→ **Problem statement**
Copy all lines that contain the word "this".

Records contained in a dataset:
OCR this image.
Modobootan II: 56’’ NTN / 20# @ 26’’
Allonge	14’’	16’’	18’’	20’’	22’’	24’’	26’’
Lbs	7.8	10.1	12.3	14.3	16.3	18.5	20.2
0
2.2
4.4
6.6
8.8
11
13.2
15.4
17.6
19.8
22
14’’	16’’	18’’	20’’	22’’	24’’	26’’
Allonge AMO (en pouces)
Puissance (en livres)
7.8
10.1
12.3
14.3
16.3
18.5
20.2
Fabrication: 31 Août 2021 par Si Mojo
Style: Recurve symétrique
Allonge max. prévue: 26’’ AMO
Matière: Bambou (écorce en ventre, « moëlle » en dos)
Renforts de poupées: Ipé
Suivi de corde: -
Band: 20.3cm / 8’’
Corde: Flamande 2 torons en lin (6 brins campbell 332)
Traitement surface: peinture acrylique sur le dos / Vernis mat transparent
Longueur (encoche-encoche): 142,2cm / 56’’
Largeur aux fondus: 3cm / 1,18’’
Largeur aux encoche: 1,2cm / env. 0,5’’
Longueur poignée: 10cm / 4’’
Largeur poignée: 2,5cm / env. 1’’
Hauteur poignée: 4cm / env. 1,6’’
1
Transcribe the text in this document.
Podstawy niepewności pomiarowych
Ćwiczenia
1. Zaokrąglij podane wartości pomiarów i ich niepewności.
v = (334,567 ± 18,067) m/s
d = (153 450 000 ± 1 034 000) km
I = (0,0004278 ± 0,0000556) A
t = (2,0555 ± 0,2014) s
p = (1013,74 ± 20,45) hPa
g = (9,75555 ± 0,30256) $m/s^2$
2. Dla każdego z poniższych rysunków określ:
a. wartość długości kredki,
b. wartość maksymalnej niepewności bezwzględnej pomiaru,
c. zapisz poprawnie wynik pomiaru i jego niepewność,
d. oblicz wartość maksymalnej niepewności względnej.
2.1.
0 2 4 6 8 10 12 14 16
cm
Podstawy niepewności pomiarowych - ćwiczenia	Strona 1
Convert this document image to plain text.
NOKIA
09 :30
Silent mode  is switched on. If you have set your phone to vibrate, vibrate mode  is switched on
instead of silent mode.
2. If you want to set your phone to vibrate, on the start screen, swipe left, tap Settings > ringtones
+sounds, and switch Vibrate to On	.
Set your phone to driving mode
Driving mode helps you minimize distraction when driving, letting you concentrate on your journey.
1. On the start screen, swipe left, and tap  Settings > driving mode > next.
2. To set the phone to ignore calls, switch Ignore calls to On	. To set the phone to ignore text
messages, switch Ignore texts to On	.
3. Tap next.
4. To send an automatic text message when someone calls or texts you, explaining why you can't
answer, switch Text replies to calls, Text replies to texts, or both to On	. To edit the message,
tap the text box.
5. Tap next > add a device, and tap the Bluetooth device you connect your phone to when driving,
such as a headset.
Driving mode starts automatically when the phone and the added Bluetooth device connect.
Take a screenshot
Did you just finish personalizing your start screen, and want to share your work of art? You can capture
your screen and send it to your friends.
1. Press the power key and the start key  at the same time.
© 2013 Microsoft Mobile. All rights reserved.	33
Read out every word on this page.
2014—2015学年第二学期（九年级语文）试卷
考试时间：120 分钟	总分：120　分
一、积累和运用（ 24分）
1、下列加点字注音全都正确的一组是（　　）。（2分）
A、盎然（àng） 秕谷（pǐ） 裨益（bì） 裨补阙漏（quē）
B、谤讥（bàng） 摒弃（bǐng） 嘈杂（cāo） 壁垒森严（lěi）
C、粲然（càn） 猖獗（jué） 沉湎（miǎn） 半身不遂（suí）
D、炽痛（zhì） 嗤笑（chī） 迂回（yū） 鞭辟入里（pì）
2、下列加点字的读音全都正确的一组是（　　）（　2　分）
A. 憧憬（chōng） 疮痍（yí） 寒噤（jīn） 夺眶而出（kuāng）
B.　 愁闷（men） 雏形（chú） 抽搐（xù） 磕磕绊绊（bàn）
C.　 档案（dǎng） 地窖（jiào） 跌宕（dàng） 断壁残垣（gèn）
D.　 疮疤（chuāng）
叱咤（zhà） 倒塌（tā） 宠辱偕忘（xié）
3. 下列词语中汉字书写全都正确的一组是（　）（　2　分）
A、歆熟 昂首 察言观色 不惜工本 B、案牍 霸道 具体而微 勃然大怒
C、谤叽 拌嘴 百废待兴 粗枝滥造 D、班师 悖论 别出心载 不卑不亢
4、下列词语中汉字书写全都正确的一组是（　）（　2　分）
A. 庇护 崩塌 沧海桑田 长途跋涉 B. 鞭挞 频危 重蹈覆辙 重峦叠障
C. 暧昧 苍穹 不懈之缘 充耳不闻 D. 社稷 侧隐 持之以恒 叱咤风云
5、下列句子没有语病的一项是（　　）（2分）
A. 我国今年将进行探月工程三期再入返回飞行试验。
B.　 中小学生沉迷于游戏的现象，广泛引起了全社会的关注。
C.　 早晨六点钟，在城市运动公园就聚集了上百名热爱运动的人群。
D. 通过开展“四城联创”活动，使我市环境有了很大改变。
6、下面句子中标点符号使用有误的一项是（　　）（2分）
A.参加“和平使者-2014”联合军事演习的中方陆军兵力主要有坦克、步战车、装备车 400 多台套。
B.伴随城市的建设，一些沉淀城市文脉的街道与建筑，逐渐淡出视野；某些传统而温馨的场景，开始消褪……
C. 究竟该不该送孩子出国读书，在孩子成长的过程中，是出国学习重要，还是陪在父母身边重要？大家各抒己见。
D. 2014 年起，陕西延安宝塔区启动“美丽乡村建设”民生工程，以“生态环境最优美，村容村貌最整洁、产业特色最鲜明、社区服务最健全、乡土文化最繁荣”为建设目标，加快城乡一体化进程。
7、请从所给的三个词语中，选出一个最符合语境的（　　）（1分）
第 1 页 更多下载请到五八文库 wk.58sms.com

→ **Response below**
OCR this image.
Transcribe the text in this document.
Convert this document image to plain text.
Read out every word on this page.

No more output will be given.